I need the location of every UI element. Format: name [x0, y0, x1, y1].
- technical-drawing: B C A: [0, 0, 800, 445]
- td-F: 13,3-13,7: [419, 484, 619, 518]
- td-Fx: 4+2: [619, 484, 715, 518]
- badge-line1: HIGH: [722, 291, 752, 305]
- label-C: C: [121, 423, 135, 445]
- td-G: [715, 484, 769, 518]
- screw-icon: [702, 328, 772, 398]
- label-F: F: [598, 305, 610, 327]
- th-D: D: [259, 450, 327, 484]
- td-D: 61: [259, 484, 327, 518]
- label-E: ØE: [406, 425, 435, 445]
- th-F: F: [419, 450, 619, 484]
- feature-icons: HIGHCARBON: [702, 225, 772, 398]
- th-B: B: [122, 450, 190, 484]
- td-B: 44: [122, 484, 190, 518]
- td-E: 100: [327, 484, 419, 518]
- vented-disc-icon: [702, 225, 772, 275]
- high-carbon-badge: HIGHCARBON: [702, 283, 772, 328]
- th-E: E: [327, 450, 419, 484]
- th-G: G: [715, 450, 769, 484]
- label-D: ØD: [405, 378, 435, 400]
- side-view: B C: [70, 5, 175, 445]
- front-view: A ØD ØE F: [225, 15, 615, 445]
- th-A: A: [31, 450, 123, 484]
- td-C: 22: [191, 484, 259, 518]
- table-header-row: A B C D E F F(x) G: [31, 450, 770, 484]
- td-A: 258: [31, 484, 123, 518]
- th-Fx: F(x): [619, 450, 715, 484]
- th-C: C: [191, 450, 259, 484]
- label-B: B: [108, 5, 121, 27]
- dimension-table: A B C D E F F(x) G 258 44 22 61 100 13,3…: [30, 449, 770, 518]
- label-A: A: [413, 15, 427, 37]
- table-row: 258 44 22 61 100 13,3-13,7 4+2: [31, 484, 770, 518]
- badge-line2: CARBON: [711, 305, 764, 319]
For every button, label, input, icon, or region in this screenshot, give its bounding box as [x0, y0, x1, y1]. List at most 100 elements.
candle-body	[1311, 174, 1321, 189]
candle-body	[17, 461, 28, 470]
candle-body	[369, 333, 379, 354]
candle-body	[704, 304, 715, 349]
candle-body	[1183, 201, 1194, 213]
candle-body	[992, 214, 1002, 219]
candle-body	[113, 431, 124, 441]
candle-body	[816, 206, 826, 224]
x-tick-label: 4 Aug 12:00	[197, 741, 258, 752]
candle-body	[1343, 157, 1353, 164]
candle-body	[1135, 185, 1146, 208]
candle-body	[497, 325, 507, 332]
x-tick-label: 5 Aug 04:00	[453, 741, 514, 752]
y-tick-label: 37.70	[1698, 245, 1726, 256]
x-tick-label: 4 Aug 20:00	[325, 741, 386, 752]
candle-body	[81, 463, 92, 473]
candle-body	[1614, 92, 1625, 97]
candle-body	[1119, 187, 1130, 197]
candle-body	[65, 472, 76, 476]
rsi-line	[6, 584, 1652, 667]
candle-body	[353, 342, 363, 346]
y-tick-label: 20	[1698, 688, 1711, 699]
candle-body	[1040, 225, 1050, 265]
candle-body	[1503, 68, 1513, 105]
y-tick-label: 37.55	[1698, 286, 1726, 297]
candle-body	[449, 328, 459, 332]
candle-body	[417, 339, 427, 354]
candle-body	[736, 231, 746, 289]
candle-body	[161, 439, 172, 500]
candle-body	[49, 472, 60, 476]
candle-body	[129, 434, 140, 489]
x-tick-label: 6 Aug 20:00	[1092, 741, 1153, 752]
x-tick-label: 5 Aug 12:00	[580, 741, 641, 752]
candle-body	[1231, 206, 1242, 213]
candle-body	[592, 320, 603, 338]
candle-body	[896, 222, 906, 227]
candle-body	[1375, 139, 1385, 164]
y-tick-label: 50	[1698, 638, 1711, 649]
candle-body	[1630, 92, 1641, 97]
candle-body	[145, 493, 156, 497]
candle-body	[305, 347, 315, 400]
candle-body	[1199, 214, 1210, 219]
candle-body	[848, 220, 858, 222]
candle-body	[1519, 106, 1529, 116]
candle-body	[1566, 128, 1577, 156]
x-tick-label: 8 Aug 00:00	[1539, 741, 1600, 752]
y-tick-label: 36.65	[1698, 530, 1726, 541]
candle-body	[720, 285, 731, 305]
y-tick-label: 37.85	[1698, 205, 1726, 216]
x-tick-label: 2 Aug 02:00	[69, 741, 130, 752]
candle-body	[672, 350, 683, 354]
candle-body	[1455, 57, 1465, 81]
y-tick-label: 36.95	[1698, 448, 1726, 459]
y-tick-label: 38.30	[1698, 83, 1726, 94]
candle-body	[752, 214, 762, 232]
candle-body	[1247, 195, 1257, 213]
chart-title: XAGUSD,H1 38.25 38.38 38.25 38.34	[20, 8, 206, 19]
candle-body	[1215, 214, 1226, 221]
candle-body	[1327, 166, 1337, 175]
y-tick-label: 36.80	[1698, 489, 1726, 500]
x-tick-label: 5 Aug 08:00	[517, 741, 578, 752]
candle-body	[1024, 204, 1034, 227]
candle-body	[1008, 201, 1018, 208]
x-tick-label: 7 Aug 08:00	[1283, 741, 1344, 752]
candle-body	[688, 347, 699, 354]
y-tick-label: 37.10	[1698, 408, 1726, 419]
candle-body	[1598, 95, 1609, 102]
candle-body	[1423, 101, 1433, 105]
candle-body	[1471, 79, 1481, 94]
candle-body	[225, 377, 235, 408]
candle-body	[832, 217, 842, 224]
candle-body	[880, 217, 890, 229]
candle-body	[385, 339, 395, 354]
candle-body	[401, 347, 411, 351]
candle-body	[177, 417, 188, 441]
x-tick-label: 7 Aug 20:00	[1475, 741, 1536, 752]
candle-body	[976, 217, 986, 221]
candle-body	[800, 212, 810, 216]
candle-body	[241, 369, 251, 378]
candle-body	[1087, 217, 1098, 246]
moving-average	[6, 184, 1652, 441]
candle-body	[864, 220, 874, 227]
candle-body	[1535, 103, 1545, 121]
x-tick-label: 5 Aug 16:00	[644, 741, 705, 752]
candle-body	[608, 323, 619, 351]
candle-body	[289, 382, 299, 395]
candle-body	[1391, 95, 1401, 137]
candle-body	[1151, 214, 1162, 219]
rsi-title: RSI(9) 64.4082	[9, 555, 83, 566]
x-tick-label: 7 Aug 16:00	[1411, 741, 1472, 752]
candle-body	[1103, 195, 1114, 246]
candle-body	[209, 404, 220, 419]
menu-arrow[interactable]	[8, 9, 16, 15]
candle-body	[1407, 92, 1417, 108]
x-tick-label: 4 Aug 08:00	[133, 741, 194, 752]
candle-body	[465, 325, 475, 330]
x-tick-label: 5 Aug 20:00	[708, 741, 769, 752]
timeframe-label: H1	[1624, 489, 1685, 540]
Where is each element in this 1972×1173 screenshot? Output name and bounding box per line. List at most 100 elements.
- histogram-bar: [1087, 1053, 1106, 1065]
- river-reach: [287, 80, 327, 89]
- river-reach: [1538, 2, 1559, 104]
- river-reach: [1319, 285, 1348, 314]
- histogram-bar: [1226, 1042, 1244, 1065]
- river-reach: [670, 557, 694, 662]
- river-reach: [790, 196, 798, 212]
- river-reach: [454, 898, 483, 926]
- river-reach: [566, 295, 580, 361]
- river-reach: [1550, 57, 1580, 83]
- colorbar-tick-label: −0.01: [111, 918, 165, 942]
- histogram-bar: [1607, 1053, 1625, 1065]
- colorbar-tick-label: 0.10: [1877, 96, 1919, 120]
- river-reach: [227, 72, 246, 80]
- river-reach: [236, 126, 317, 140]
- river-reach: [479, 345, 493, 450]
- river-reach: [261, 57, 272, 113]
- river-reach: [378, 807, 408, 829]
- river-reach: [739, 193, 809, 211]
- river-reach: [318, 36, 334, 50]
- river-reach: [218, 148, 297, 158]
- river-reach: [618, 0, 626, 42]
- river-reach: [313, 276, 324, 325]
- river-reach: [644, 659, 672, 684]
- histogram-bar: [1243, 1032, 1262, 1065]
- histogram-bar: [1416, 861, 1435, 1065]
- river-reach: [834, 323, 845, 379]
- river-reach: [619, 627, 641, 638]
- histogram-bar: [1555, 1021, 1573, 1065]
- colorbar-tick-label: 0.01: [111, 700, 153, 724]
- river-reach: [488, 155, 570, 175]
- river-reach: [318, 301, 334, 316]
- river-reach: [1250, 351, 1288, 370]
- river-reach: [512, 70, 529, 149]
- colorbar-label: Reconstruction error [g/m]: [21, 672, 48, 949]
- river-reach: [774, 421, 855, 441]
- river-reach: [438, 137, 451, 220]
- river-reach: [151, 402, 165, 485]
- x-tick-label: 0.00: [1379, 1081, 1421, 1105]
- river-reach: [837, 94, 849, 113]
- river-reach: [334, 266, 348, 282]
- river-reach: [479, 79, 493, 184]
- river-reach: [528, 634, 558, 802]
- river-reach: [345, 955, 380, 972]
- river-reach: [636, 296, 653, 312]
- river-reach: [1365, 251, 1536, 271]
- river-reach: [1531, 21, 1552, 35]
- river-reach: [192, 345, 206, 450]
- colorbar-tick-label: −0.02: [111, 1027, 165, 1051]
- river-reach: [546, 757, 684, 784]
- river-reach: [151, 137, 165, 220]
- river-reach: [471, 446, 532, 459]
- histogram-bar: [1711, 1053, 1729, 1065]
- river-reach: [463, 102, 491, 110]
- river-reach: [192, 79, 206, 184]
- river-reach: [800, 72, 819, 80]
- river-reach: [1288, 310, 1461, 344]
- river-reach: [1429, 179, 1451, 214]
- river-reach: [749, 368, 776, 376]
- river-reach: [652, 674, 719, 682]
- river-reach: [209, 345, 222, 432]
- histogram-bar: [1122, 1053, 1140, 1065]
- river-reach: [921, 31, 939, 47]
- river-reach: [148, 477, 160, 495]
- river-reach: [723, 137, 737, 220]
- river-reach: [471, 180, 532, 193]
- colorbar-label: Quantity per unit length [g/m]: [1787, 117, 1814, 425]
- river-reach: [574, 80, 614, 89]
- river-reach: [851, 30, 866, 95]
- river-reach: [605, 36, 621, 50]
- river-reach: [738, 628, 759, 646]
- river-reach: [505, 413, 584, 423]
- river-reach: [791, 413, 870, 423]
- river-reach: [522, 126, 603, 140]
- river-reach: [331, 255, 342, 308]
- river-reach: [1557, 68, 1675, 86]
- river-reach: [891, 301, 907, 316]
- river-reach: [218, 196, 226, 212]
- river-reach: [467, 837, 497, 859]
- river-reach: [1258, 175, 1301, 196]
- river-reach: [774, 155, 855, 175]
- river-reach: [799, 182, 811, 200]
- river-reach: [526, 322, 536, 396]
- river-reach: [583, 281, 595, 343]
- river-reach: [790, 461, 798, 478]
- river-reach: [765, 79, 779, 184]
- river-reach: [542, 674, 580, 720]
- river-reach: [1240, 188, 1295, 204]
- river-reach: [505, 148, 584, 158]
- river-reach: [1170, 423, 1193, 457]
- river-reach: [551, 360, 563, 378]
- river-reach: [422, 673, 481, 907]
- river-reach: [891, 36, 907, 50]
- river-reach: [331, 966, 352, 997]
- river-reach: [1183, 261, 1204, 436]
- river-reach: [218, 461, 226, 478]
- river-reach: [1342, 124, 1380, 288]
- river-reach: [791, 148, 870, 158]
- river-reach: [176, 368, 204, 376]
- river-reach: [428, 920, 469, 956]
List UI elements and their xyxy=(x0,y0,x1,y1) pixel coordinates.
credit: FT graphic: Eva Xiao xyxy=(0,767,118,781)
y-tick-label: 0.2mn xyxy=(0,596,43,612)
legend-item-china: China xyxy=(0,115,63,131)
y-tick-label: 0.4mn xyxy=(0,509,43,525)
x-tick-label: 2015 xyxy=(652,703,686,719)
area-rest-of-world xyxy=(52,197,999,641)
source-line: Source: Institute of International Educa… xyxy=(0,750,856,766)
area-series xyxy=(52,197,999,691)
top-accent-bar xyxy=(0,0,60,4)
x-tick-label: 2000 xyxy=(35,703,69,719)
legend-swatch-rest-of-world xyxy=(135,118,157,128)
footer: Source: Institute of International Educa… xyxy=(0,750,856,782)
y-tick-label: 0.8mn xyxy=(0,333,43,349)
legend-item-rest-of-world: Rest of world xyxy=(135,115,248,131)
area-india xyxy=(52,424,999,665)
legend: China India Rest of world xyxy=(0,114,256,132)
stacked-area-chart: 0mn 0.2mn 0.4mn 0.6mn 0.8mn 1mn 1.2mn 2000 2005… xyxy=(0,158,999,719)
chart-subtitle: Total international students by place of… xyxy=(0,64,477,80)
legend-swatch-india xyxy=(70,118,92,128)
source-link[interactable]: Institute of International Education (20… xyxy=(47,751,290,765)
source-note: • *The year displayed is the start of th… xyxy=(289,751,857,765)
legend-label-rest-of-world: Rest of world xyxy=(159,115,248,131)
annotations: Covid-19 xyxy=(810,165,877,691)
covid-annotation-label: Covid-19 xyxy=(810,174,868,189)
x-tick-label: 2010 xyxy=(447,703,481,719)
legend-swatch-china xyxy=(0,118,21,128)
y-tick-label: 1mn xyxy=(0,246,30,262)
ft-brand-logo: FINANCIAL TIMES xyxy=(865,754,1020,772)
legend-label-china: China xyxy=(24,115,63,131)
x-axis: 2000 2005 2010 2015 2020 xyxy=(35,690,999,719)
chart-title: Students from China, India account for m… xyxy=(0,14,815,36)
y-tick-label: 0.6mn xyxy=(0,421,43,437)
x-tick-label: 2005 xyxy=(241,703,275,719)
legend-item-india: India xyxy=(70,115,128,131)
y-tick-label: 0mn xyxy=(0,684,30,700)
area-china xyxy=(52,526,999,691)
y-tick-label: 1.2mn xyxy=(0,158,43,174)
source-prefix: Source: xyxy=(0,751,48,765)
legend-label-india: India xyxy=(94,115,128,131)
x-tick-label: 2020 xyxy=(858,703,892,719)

· · · ·

- EXERCISE AIM -
Please retype the stretch of the listing above from its first line through the line containing "- th-G: G: [715, 450, 769, 484]", including both ends and keeping every character unchanged.

- FINISHED TASK -
I need the location of every UI element. Format: name [x0, y0, x1, y1].
- technical-drawing: B C A: [0, 0, 800, 445]
- td-F: 13,3-13,7: [419, 484, 619, 518]
- td-Fx: 4+2: [619, 484, 715, 518]
- badge-line1: HIGH: [722, 291, 752, 305]
- label-C: C: [121, 423, 135, 445]
- td-G: [715, 484, 769, 518]
- screw-icon: [702, 328, 772, 398]
- label-F: F: [598, 305, 610, 327]
- th-D: D: [259, 450, 327, 484]
- td-D: 61: [259, 484, 327, 518]
- label-E: ØE: [406, 425, 435, 445]
- th-F: F: [419, 450, 619, 484]
- feature-icons: HIGHCARBON: [702, 225, 772, 398]
- th-B: B: [122, 450, 190, 484]
- td-B: 44: [122, 484, 190, 518]
- td-E: 100: [327, 484, 419, 518]
- vented-disc-icon: [702, 225, 772, 275]
- high-carbon-badge: HIGHCARBON: [702, 283, 772, 328]
- th-E: E: [327, 450, 419, 484]
- th-G: G: [715, 450, 769, 484]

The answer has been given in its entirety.